| WHAT TO DO |
Work out how many lines of the listing hold "https", then state only that count.

| TASK INPUT |

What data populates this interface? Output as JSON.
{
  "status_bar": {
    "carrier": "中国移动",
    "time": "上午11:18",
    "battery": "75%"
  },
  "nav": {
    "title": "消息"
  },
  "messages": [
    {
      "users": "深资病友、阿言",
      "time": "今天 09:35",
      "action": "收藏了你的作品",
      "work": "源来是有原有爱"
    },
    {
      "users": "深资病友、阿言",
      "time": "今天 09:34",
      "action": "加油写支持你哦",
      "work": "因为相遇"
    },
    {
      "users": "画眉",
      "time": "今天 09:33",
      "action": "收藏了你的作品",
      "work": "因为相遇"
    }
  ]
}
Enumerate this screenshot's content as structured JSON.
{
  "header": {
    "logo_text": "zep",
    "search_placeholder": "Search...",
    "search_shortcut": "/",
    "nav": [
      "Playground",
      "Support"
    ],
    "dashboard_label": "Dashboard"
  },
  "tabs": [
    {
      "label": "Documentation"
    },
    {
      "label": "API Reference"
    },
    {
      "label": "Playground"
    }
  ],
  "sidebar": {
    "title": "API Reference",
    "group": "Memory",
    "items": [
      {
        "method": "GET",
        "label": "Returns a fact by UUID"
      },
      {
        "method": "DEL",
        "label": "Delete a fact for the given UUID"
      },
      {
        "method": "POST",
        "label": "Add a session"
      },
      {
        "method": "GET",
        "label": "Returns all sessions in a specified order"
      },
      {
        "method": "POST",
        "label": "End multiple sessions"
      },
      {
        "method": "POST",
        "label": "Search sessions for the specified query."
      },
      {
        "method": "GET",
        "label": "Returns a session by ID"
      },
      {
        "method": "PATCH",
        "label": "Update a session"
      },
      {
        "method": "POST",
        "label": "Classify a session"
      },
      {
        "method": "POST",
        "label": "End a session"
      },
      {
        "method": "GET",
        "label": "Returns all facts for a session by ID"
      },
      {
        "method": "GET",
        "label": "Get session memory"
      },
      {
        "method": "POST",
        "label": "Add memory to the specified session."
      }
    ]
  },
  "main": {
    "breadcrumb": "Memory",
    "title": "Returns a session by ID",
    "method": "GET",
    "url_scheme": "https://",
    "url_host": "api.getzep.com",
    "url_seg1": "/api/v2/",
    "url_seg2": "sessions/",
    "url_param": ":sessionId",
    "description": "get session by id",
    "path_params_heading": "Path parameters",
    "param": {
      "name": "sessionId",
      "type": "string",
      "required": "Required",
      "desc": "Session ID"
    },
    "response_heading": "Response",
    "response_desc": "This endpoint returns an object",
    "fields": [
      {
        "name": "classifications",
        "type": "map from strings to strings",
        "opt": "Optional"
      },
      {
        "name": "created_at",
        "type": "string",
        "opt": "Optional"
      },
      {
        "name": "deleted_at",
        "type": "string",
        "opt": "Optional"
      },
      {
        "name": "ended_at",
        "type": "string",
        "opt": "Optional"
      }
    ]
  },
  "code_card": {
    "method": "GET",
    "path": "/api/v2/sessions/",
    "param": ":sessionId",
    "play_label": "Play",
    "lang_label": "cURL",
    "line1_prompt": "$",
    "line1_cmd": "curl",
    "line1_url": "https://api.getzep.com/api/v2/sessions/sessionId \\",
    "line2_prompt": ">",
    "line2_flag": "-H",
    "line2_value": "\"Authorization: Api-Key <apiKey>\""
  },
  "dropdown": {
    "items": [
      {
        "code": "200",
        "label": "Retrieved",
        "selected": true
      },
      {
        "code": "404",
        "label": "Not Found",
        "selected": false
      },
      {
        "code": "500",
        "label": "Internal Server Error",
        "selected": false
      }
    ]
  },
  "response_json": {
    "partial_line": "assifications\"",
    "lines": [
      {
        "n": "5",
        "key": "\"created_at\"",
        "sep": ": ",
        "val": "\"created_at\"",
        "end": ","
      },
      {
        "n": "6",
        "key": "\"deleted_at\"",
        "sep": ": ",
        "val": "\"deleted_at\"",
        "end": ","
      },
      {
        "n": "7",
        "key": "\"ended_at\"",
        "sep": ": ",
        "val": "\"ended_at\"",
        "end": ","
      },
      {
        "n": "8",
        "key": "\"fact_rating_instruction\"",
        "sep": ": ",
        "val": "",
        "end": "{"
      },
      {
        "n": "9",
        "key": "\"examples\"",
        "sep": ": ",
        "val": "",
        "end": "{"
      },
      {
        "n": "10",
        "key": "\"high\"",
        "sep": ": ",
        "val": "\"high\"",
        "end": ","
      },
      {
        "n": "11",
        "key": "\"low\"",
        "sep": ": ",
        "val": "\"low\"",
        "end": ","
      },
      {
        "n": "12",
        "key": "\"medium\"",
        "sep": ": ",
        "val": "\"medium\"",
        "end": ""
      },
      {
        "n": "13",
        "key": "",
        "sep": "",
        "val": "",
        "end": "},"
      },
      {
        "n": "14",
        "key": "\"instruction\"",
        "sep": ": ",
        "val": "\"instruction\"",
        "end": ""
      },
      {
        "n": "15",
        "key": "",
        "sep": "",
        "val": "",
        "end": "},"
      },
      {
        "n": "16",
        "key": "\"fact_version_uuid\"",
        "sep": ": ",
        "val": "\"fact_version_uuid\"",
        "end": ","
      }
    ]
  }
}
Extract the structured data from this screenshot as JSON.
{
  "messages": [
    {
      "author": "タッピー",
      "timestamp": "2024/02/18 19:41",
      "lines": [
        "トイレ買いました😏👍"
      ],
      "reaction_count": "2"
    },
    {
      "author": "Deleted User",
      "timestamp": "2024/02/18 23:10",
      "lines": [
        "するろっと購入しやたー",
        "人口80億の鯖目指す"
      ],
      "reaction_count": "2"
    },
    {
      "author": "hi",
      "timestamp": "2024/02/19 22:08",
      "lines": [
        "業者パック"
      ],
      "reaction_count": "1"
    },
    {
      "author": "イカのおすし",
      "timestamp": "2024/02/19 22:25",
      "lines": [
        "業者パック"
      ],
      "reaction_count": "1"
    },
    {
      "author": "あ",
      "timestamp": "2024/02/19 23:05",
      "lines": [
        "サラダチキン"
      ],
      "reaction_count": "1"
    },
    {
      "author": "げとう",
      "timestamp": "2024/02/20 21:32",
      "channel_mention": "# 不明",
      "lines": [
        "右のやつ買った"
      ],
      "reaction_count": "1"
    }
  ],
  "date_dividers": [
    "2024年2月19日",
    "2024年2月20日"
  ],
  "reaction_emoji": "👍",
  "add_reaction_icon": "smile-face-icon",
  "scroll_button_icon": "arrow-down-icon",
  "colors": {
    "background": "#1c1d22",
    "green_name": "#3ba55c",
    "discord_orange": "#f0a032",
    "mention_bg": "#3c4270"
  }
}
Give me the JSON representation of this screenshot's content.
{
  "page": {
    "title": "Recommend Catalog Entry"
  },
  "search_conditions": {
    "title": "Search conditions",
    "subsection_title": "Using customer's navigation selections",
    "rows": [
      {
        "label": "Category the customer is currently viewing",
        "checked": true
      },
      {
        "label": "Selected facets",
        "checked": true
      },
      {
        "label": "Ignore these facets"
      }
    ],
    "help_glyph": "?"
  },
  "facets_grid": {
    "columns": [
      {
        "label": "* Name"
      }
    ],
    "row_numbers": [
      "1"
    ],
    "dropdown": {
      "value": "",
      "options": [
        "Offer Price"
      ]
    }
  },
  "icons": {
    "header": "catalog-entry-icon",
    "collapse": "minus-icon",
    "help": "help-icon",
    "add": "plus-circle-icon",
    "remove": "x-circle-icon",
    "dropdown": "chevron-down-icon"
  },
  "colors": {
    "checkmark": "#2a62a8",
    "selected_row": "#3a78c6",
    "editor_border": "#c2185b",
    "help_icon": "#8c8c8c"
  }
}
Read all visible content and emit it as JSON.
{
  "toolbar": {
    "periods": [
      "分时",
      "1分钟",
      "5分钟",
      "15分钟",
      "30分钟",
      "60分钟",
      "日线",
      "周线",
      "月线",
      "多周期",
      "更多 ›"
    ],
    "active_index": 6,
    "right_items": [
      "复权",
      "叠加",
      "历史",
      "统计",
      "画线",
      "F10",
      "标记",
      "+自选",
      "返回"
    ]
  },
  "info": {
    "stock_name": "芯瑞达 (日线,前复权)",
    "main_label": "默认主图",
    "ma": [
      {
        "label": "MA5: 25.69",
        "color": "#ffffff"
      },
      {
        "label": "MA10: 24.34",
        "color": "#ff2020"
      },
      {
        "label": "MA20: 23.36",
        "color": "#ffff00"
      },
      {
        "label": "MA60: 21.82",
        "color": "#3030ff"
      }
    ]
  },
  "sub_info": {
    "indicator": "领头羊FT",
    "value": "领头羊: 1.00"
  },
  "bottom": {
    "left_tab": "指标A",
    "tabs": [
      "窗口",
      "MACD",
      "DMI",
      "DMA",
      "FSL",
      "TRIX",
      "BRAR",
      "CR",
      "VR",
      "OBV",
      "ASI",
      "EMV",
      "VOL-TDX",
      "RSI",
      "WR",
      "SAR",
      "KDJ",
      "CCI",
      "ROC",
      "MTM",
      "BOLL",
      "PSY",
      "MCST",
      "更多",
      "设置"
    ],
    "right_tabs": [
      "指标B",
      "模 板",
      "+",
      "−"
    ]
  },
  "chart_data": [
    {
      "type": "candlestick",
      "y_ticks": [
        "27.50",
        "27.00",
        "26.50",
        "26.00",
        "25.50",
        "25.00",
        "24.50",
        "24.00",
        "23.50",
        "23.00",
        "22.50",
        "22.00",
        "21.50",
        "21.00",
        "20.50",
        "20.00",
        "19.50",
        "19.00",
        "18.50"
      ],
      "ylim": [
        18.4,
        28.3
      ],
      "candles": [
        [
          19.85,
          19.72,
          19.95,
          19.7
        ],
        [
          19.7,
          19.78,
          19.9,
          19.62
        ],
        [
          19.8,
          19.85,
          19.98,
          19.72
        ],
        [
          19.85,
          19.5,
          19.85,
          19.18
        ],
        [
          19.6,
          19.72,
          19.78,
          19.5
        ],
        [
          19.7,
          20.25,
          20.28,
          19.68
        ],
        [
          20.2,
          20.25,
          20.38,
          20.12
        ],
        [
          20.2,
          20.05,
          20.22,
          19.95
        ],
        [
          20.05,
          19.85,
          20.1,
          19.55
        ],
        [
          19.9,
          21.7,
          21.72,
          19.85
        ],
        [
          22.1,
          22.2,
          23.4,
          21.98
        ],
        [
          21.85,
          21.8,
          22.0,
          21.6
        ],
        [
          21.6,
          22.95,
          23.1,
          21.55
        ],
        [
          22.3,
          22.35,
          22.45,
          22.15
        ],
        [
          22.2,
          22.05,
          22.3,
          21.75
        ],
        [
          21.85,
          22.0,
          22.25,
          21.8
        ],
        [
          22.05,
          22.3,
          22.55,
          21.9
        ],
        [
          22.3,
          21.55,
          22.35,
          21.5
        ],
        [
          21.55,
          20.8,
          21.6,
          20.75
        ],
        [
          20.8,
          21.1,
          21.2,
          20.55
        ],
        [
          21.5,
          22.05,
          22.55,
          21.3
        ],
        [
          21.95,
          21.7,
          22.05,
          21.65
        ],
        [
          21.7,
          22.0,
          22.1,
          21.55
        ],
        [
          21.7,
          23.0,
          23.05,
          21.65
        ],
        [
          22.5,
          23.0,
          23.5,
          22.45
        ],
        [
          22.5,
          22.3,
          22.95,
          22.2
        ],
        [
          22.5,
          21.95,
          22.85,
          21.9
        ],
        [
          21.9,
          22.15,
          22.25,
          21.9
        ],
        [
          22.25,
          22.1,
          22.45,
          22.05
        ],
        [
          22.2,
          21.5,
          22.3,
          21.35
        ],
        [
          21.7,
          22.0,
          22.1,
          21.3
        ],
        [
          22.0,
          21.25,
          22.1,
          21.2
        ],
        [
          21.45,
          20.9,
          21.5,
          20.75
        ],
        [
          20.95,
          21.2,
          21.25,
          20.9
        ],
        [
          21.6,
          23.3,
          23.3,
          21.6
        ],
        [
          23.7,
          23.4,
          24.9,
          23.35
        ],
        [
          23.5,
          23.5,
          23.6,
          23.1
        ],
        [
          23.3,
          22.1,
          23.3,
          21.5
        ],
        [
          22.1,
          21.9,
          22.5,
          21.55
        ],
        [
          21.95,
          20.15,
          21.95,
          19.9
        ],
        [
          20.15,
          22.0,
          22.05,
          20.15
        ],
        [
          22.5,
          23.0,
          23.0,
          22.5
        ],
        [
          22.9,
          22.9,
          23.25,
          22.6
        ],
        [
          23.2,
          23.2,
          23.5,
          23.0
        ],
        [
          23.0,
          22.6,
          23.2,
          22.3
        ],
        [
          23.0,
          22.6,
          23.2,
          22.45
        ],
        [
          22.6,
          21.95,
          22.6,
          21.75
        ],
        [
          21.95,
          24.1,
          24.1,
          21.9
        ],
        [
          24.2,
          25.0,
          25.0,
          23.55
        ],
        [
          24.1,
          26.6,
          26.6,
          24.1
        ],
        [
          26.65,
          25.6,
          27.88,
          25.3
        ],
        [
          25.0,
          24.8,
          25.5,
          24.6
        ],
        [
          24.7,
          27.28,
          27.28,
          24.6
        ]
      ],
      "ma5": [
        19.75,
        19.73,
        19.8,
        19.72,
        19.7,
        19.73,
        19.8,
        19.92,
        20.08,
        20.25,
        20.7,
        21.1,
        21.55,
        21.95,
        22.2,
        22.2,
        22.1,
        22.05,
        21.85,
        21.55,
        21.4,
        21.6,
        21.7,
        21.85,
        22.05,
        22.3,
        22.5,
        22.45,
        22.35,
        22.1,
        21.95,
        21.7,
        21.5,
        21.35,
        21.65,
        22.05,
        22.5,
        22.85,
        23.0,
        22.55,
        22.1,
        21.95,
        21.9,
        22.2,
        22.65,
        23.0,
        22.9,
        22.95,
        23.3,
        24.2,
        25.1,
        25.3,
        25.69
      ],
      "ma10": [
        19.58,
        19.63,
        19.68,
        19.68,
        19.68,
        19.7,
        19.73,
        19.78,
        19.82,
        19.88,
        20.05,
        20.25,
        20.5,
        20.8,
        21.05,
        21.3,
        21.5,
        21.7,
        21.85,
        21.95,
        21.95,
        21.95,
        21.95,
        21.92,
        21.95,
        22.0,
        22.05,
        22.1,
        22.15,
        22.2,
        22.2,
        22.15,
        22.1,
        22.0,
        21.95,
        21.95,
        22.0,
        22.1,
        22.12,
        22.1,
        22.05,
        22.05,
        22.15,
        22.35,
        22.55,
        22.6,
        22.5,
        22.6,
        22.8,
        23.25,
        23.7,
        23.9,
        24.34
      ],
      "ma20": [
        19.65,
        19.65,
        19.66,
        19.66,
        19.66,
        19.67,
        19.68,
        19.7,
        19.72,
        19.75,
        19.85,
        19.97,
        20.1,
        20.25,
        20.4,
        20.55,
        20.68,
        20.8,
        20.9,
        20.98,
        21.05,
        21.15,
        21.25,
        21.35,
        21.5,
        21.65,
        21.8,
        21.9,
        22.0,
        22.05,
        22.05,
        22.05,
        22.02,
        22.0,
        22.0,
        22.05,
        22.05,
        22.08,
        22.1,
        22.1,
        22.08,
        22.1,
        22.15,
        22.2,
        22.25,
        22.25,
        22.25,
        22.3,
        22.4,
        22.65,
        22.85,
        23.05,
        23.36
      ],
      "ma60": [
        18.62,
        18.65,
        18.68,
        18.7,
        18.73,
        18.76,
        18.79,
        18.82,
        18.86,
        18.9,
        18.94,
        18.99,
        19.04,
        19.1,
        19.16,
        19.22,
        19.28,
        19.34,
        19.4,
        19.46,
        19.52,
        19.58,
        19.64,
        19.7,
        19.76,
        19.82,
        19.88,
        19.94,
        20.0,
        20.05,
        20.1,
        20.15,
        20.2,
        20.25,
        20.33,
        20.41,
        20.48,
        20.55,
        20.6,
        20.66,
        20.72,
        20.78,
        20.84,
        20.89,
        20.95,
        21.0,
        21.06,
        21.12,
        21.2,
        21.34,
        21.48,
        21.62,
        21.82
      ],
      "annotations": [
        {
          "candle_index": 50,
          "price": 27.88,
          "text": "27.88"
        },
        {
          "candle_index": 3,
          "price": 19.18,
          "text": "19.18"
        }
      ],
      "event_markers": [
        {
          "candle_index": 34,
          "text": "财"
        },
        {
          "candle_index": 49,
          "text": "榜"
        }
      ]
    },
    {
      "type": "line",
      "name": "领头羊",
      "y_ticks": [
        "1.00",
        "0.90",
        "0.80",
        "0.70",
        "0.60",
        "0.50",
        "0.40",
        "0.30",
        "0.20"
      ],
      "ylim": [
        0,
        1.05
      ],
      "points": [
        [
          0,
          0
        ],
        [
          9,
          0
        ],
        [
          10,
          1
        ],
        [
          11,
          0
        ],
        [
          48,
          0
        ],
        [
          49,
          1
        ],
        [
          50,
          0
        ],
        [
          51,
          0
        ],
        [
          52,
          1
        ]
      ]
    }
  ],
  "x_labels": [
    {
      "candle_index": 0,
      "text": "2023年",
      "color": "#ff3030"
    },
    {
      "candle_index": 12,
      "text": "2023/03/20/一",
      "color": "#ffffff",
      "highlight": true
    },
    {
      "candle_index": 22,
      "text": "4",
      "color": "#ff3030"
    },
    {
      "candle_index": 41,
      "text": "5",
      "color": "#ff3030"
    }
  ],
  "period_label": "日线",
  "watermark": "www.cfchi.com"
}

| IN RESPONSE |
2